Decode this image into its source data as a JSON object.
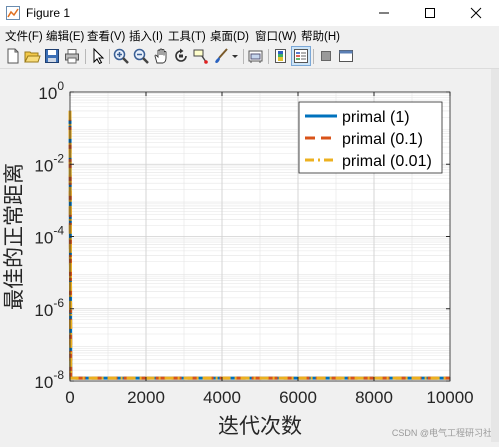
{
  "window": {
    "title": "Figure 1",
    "minimize_icon": "minimize-icon",
    "maximize_icon": "maximize-icon",
    "close_icon": "close-icon"
  },
  "menu": [
    "文件(F)",
    "编辑(E)",
    "查看(V)",
    "插入(I)",
    "工具(T)",
    "桌面(D)",
    "窗口(W)",
    "帮助(H)"
  ],
  "toolbar_icons": [
    "new-figure-icon",
    "open-file-icon",
    "save-icon",
    "print-icon",
    "select-arrow-icon",
    "zoom-in-icon",
    "zoom-out-icon",
    "pan-icon",
    "rotate-icon",
    "data-cursor-icon",
    "brush-icon",
    "brush-dropdown-icon",
    "link-icon",
    "colorbar-icon",
    "legend-icon",
    "hide-tools-icon",
    "dock-icon"
  ],
  "chart_data": {
    "type": "line",
    "xlabel": "迭代次数",
    "ylabel": "最佳的正常距离",
    "xlim": [
      0,
      10000
    ],
    "ylim": [
      1e-08,
      1
    ],
    "yscale": "log",
    "grid": true,
    "x_ticks": [
      "0",
      "2000",
      "4000",
      "6000",
      "8000",
      "10000"
    ],
    "y_ticks": [
      {
        "base": "10",
        "exp": "0"
      },
      {
        "base": "10",
        "exp": "-2"
      },
      {
        "base": "10",
        "exp": "-4"
      },
      {
        "base": "10",
        "exp": "-6"
      },
      {
        "base": "10",
        "exp": "-8"
      }
    ],
    "legend_position": "top-right",
    "series": [
      {
        "name": "primal (1)",
        "color": "#0072bd",
        "style": "solid",
        "x": [
          0,
          20,
          10000
        ],
        "y": [
          0.3,
          1.2e-08,
          1.2e-08
        ]
      },
      {
        "name": "primal (0.1)",
        "color": "#d95319",
        "style": "dashed",
        "x": [
          0,
          20,
          10000
        ],
        "y": [
          0.3,
          1.2e-08,
          1.2e-08
        ]
      },
      {
        "name": "primal (0.01)",
        "color": "#edb120",
        "style": "dashdot",
        "x": [
          0,
          20,
          10000
        ],
        "y": [
          0.3,
          1.2e-08,
          1.2e-08
        ]
      }
    ]
  },
  "watermark": "CSDN @电气工程研习社"
}
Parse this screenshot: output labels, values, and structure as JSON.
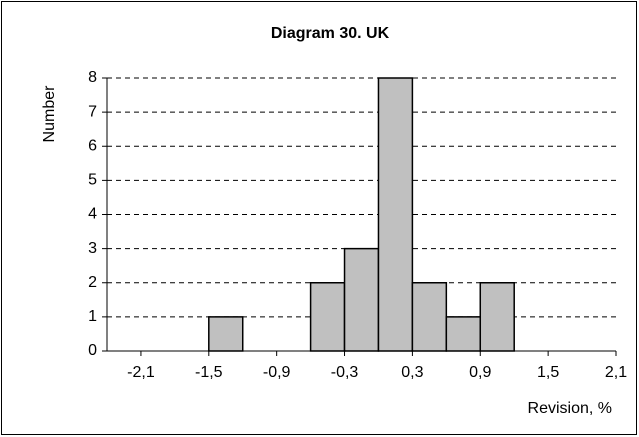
{
  "chart_data": {
    "type": "histogram",
    "title": "Diagram 30. UK",
    "x_label": "Revision, %",
    "y_label": "Number",
    "bins": [
      -2.4,
      -2.1,
      -1.8,
      -1.5,
      -1.2,
      -0.9,
      -0.6,
      -0.3,
      0,
      0.3,
      0.6,
      0.9,
      1.2,
      1.5,
      1.8,
      2.1
    ],
    "values": [
      0,
      0,
      0,
      1,
      0,
      0,
      2,
      3,
      8,
      2,
      1,
      2,
      0,
      0,
      0
    ],
    "color": "#c0c0c0",
    "xlim": [
      -2.4,
      2.1
    ],
    "xticks": [
      {
        "value": -2.1,
        "label": "-2,1"
      },
      {
        "value": -1.5,
        "label": "-1,5"
      },
      {
        "value": -0.9,
        "label": "-0,9"
      },
      {
        "value": -0.3,
        "label": "-0,3"
      },
      {
        "value": 0.3,
        "label": "0,3"
      },
      {
        "value": 0.9,
        "label": "0,9"
      },
      {
        "value": 1.5,
        "label": "1,5"
      },
      {
        "value": 2.1,
        "label": "2,1"
      }
    ],
    "ylim": [
      0,
      8
    ],
    "yticks": [
      0,
      1,
      2,
      3,
      4,
      5,
      6,
      7,
      8
    ],
    "grid": true
  }
}
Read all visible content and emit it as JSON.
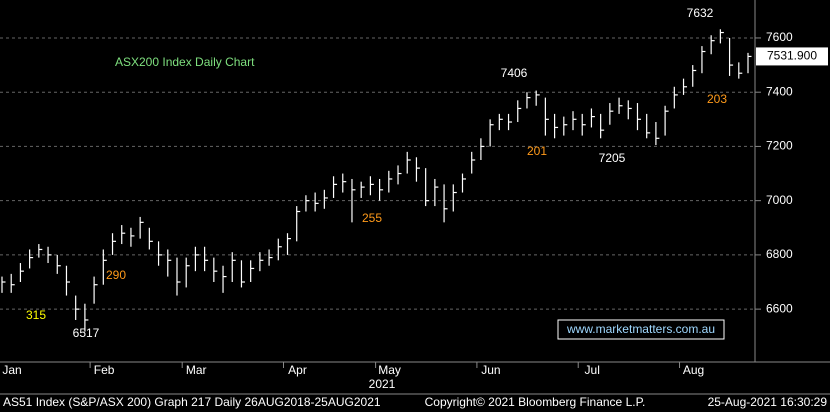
{
  "chart_data": {
    "type": "ohlc",
    "title": "ASX200 Index Daily Chart",
    "x_label": "2021",
    "categories": [
      "Jan",
      null,
      null,
      null,
      null,
      null,
      null,
      null,
      null,
      null,
      "Feb",
      null,
      null,
      null,
      null,
      null,
      null,
      null,
      null,
      null,
      "Mar",
      null,
      null,
      null,
      null,
      null,
      null,
      null,
      null,
      null,
      null,
      "Apr",
      null,
      null,
      null,
      null,
      null,
      null,
      null,
      null,
      null,
      "May",
      null,
      null,
      null,
      null,
      null,
      null,
      null,
      null,
      null,
      null,
      "Jun",
      null,
      null,
      null,
      null,
      null,
      null,
      null,
      null,
      null,
      null,
      "Jul",
      null,
      null,
      null,
      null,
      null,
      null,
      null,
      null,
      null,
      null,
      "Aug",
      null,
      null,
      null,
      null,
      null,
      null,
      null
    ],
    "values": [
      6700,
      6690,
      6740,
      6790,
      6820,
      6800,
      6760,
      6700,
      6600,
      6560,
      6690,
      6780,
      6850,
      6880,
      6870,
      6920,
      6850,
      6800,
      6780,
      6700,
      6760,
      6800,
      6780,
      6740,
      6720,
      6780,
      6700,
      6750,
      6780,
      6790,
      6830,
      6860,
      6960,
      7000,
      6990,
      7010,
      7060,
      7070,
      7040,
      7050,
      7060,
      7040,
      7080,
      7100,
      7150,
      7120,
      7000,
      7050,
      6970,
      7030,
      7080,
      7150,
      7200,
      7280,
      7300,
      7290,
      7340,
      7380,
      7390,
      7300,
      7270,
      7280,
      7300,
      7280,
      7310,
      7260,
      7330,
      7350,
      7340,
      7300,
      7250,
      7230,
      7330,
      7390,
      7420,
      7480,
      7550,
      7590,
      7620,
      7500,
      7470,
      7531.9
    ],
    "high": [
      6720,
      6730,
      6770,
      6820,
      6840,
      6830,
      6800,
      6760,
      6650,
      6620,
      6720,
      6820,
      6880,
      6910,
      6900,
      6940,
      6900,
      6850,
      6820,
      6790,
      6790,
      6830,
      6830,
      6790,
      6760,
      6810,
      6780,
      6780,
      6810,
      6820,
      6860,
      6880,
      6980,
      7020,
      7030,
      7040,
      7090,
      7100,
      7080,
      7070,
      7090,
      7080,
      7110,
      7130,
      7180,
      7160,
      7120,
      7080,
      7060,
      7060,
      7100,
      7180,
      7230,
      7300,
      7320,
      7320,
      7370,
      7400,
      7406,
      7380,
      7320,
      7310,
      7330,
      7320,
      7340,
      7320,
      7360,
      7380,
      7370,
      7360,
      7320,
      7290,
      7350,
      7420,
      7450,
      7500,
      7570,
      7610,
      7632,
      7600,
      7510,
      7545
    ],
    "low": [
      6660,
      6660,
      6700,
      6750,
      6790,
      6770,
      6730,
      6650,
      6560,
      6517,
      6620,
      6690,
      6800,
      6840,
      6830,
      6860,
      6820,
      6760,
      6720,
      6650,
      6680,
      6740,
      6740,
      6700,
      6660,
      6700,
      6680,
      6700,
      6740,
      6760,
      6780,
      6800,
      6850,
      6960,
      6960,
      6970,
      7010,
      7030,
      6920,
      7010,
      7020,
      7000,
      7030,
      7060,
      7100,
      7070,
      6980,
      6980,
      6920,
      6960,
      7030,
      7100,
      7150,
      7200,
      7260,
      7260,
      7290,
      7340,
      7350,
      7240,
      7230,
      7240,
      7260,
      7240,
      7270,
      7230,
      7280,
      7320,
      7300,
      7260,
      7230,
      7205,
      7240,
      7340,
      7390,
      7420,
      7470,
      7540,
      7580,
      7460,
      7450,
      7470
    ],
    "color": "#ffffff",
    "ylim": [
      6405,
      7740
    ],
    "yticks": [
      6600,
      6800,
      7000,
      7200,
      7400,
      7600
    ],
    "grid": true,
    "current_price": {
      "value": 7531.9,
      "label": "7531.900"
    },
    "annotations": [
      {
        "text": "7632",
        "color": "#ffffff"
      },
      {
        "text": "7406",
        "color": "#ffffff"
      },
      {
        "text": "7205",
        "color": "#ffffff"
      },
      {
        "text": "6517",
        "color": "#ffffff"
      },
      {
        "text": "315",
        "color": "#ffff00"
      },
      {
        "text": "290",
        "color": "#ff9a1a"
      },
      {
        "text": "255",
        "color": "#ff9a1a"
      },
      {
        "text": "201",
        "color": "#ff9a1a"
      },
      {
        "text": "203",
        "color": "#ff9a1a"
      }
    ],
    "watermark": "www.marketmatters.com.au"
  },
  "footer": {
    "left": "AS51 Index (S&P/ASX 200) Graph 217  Daily 26AUG2018-25AUG2021",
    "center": "Copyright© 2021 Bloomberg Finance L.P.",
    "right": "25-Aug-2021 16:30:29"
  }
}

══════

### WHAT YOU WILL DO:
Search the data for the string "this" and copy each line where it appears.

### EXERCISE RESPONSE:
Decode this image into its source data as a JSON object.
Parse this screenshot: output labels, values, and structure as JSON.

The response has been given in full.